**Written request**.
Where a line contains the word "label", copy that line.

----------

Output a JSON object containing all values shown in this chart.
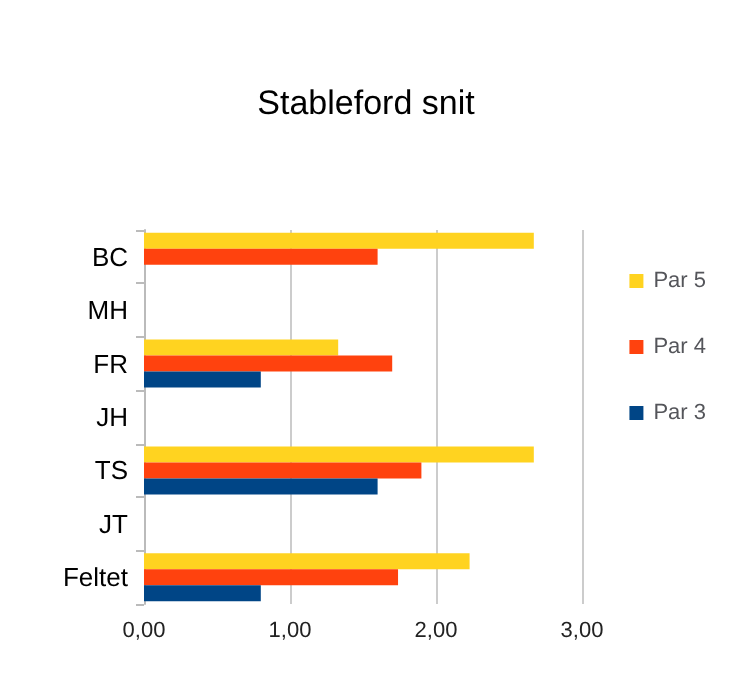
{
  "chart_data": {
    "type": "bar",
    "title": "Stableford snit",
    "orientation": "horizontal",
    "categories": [
      "BC",
      "MH",
      "FR",
      "JH",
      "TS",
      "JT",
      "Feltet"
    ],
    "series": [
      {
        "name": "Par 5",
        "color": "#ffd320",
        "values": [
          2.67,
          null,
          1.33,
          null,
          2.67,
          null,
          2.23
        ]
      },
      {
        "name": "Par 4",
        "color": "#ff420e",
        "values": [
          1.6,
          null,
          1.7,
          null,
          1.9,
          null,
          1.74
        ]
      },
      {
        "name": "Par 3",
        "color": "#004586",
        "values": [
          null,
          null,
          0.8,
          null,
          1.6,
          null,
          0.8
        ]
      }
    ],
    "xlim": [
      0,
      3
    ],
    "xticks": [
      {
        "value": 0,
        "label": "0,00"
      },
      {
        "value": 1,
        "label": "1,00"
      },
      {
        "value": 2,
        "label": "2,00"
      },
      {
        "value": 3,
        "label": "3,00"
      }
    ],
    "grid": "x",
    "legend": "right"
  }
}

----------

**The output**.
        "label": "0,00"
        "label": "1,00"
        "label": "2,00"
        "label": "3,00"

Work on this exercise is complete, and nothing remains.